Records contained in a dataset
━━━━━━━━

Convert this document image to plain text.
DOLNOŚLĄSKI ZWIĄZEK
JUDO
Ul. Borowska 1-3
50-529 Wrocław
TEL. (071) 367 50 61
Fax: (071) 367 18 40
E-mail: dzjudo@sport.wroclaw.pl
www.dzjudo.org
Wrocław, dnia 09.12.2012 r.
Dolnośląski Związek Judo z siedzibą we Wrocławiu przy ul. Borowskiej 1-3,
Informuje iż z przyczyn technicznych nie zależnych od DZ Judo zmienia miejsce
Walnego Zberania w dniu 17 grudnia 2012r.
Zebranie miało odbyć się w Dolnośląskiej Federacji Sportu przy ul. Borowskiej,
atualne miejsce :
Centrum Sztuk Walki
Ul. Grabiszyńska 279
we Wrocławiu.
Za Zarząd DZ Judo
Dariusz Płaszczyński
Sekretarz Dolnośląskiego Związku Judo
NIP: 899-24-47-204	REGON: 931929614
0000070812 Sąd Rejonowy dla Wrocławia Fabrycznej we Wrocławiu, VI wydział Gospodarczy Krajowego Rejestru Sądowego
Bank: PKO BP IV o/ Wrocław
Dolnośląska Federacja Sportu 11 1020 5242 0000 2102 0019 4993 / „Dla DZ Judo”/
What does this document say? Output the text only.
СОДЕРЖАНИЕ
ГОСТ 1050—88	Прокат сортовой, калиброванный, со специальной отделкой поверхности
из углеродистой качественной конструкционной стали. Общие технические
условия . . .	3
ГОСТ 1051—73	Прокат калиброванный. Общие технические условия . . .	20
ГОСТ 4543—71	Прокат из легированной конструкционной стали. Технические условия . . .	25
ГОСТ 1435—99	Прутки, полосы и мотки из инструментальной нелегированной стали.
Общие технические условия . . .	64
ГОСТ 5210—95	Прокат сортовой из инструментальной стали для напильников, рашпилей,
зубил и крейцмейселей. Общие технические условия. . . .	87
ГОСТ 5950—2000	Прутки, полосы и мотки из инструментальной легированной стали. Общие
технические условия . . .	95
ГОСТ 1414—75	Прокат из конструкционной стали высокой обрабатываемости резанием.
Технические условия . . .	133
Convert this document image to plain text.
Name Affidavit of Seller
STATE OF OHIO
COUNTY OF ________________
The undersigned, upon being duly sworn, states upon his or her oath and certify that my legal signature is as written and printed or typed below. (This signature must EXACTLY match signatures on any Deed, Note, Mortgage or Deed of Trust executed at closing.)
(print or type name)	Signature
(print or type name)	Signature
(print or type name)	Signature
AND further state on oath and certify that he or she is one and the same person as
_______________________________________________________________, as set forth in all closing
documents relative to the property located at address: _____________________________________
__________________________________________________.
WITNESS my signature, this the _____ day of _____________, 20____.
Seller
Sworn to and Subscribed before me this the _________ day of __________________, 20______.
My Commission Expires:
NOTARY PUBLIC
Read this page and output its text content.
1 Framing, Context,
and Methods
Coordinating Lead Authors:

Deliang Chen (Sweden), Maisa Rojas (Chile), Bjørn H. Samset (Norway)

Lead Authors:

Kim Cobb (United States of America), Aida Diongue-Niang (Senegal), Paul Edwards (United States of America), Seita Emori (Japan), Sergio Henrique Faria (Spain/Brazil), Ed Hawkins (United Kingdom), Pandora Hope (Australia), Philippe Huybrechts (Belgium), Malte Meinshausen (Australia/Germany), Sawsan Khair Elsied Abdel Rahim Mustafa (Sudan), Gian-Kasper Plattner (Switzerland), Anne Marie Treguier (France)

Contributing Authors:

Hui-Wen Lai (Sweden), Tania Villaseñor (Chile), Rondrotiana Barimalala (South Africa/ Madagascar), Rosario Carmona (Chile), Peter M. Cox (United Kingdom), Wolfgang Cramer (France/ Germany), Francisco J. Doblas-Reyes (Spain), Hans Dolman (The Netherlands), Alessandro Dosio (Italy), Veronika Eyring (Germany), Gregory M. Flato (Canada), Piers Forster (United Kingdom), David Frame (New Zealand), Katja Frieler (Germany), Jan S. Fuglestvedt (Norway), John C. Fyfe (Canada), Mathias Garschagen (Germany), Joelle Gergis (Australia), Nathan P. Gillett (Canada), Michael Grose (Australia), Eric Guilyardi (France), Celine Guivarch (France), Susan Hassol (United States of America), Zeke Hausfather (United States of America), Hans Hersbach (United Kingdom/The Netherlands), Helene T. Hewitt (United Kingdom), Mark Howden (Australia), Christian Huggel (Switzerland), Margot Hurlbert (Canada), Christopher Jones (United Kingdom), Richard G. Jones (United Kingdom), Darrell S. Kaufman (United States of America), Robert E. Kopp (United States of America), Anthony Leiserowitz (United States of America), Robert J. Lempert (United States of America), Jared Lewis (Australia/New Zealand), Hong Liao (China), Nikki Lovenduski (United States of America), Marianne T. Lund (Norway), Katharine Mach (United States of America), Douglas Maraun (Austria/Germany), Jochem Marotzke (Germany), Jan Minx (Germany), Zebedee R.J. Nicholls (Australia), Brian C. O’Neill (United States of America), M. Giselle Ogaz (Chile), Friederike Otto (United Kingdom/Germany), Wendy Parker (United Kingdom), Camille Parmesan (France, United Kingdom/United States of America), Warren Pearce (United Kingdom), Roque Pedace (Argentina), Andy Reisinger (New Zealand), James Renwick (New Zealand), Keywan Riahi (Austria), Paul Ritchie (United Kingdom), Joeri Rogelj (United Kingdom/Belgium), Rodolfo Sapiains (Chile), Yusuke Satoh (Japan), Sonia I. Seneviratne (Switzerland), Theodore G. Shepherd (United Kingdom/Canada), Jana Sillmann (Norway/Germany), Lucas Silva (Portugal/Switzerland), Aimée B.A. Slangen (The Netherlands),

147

━━━━━━━━

Copy each line of the listing that contains the string "Wrocławiu".

• ANSWER FOR THE TASK
Dolnośląski Związek Judo z siedzibą we Wrocławiu przy ul. Borowskiej 1-3,
we Wrocławiu.
0000070812 Sąd Rejonowy dla Wrocławia Fabrycznej we Wrocławiu, VI wydział Gospodarczy Krajowego Rejestru Sądowego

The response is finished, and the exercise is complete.